§ What you will do:
Print all of the lines exactly. Any picture among them stays out.

§ Record list:
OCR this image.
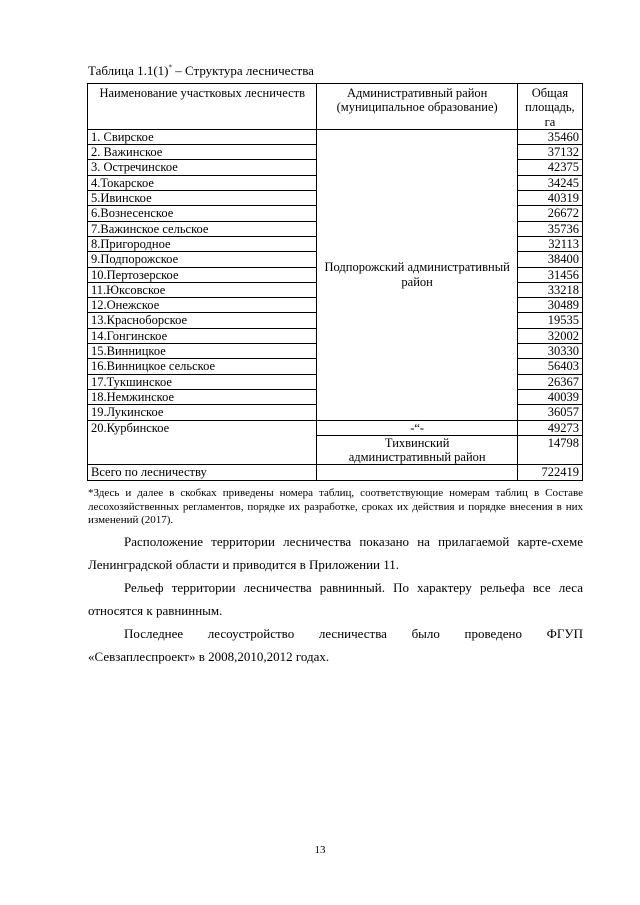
Таблица 1.1(1)* – Структура лесничества
Наименование участковых лесничеств	Административный район (муниципальное образование)	Общая площадь, га
1. Свирское	Подпорожский административный район	35460
2. Важинское		37132
3. Остречинское		42375
4.Токарское		34245
5.Ивинское		40319
6.Вознесенское		26672
7.Важинское сельское		35736
8.Пригородное		32113
9.Подпорожское		38400
10.Пертозерское		31456
11.Юксовское		33218
12.Онежское		30489
13.Красноборское		19535
14.Гонгинское		32002
15.Винницкое		30330
16.Винницкое сельское		56403
17.Тукшинское		26367
18.Немжинское		40039
19.Лукинское		36057
20.Курбинское	-“-	49273
	Тихвинский административный район	14798
Всего по лесничеству		722419
*Здесь и далее в скобках приведены номера таблиц, соответствующие номерам таблиц в Составе лесохозяйственных регламентов, порядке их разработке, сроках их действия и порядке внесения в них изменений (2017).
Расположение территории лесничества показано на прилагаемой карте-схеме Ленинградской области и приводится в Приложении 11.
Рельеф территории лесничества равнинный. По характеру рельефа все леса относятся к равнинным.
Последнее лесоустройство лесничества было проведено ФГУП «Севзаплеспроект» в 2008,2010,2012 годах.
13
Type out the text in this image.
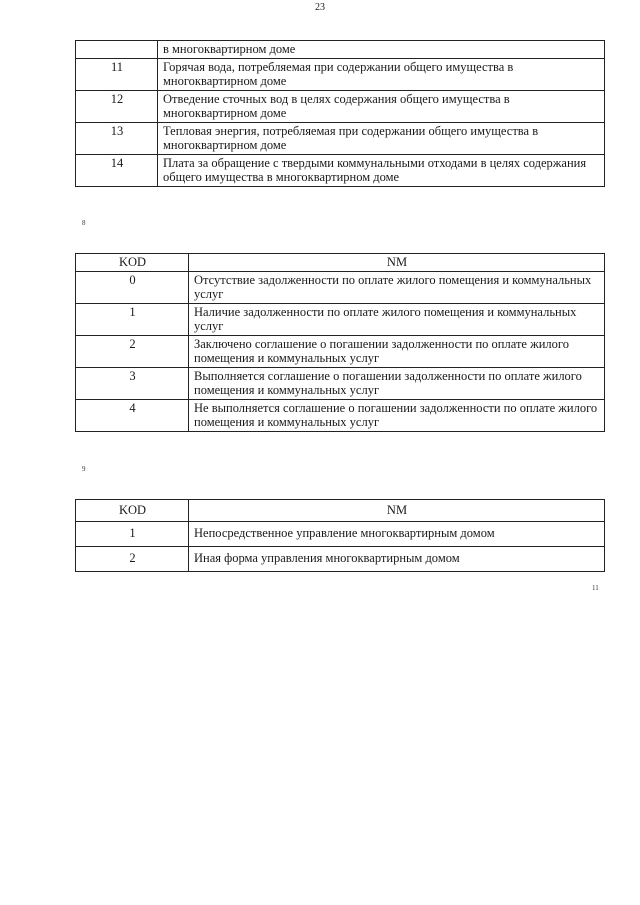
23
	в многоквартирном доме
11	Горячая вода, потребляемая при содержании общего имущества в многоквартирном доме
12	Отведение сточных вод в целях содержания общего имущества в многоквартирном доме
13	Тепловая энергия, потребляемая при содержании общего имущества в многоквартирном доме
14	Плата за обращение с твердыми коммунальными отходами в целях содержания общего имущества в многоквартирном доме
8
KOD	NM
0	Отсутствие задолженности по оплате жилого помещения и коммунальных услуг
1	Наличие задолженности по оплате жилого помещения и коммунальных услуг
2	Заключено соглашение о погашении задолженности по оплате жилого помещения и коммунальных услуг
3	Выполняется соглашение о погашении задолженности по оплате жилого помещения и коммунальных услуг
4	Не выполняется соглашение о погашении задолженности по оплате жилого помещения и коммунальных услуг
9
KOD	NM
1	Непосредственное управление многоквартирным домом
2	Иная форма управления многоквартирным домом
11
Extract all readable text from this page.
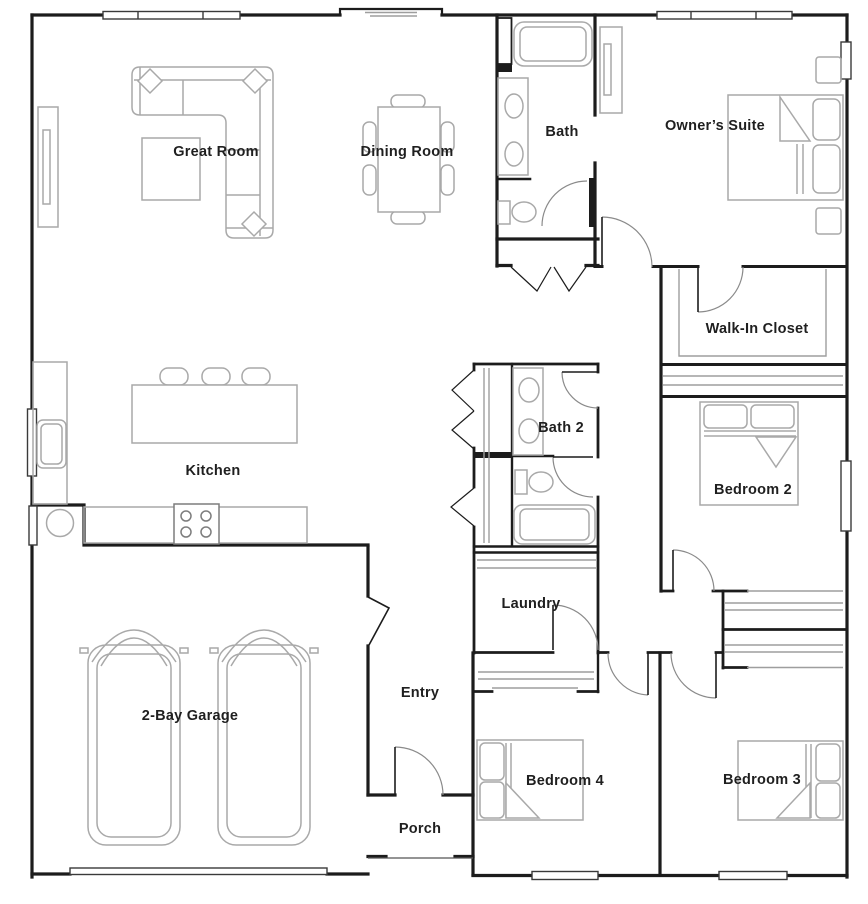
Great Room	Dining Room
Bath	Owner’s Suite
Walk-In Closet
Kitchen
Bath 2
Bedroom 2
Laundry
Entry
2-Bay Garage
Bedroom 4	Bedroom 3
Porch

§ Solution below:
OCR this image.
Таблица 1.1(1)* – Структура лесничества
Наименование участковых лесничеств	Административный район (муниципальное образование)	Общая площадь, га
1. Свирское	Подпорожский административный район	35460
2. Важинское		37132
3. Остречинское		42375
4.Токарское		34245
5.Ивинское		40319
6.Вознесенское		26672
7.Важинское сельское		35736
8.Пригородное		32113
9.Подпорожское		38400
10.Пертозерское		31456
11.Юксовское		33218
12.Онежское		30489
13.Красноборское		19535
14.Гонгинское		32002
15.Винницкое		30330
16.Винницкое сельское		56403
17.Тукшинское		26367
18.Немжинское		40039
19.Лукинское		36057
20.Курбинское	-“-	49273
	Тихвинский административный район	14798
Всего по лесничеству		722419
*Здесь и далее в скобках приведены номера таблиц, соответствующие номерам таблиц в Составе лесохозяйственных регламентов, порядке их разработке, сроках их действия и порядке внесения в них изменений (2017).
Расположение территории лесничества показано на прилагаемой карте-схеме Ленинградской области и приводится в Приложении 11.
Рельеф территории лесничества равнинный. По характеру рельефа все леса относятся к равнинным.
Последнее лесоустройство лесничества было проведено ФГУП «Севзаплеспроект» в 2008,2010,2012 годах.
13
Type out the text in this image.
23
	в многоквартирном доме
11	Горячая вода, потребляемая при содержании общего имущества в многоквартирном доме
12	Отведение сточных вод в целях содержания общего имущества в многоквартирном доме
13	Тепловая энергия, потребляемая при содержании общего имущества в многоквартирном доме
14	Плата за обращение с твердыми коммунальными отходами в целях содержания общего имущества в многоквартирном доме
8
KOD	NM
0	Отсутствие задолженности по оплате жилого помещения и коммунальных услуг
1	Наличие задолженности по оплате жилого помещения и коммунальных услуг
2	Заключено соглашение о погашении задолженности по оплате жилого помещения и коммунальных услуг
3	Выполняется соглашение о погашении задолженности по оплате жилого помещения и коммунальных услуг
4	Не выполняется соглашение о погашении задолженности по оплате жилого помещения и коммунальных услуг
9
KOD	NM
1	Непосредственное управление многоквартирным домом
2	Иная форма управления многоквартирным домом
11
Extract all readable text from this page.
Great Room	Dining Room
Bath	Owner’s Suite
Walk-In Closet
Kitchen
Bath 2
Bedroom 2
Laundry
Entry
2-Bay Garage
Bedroom 4	Bedroom 3
Porch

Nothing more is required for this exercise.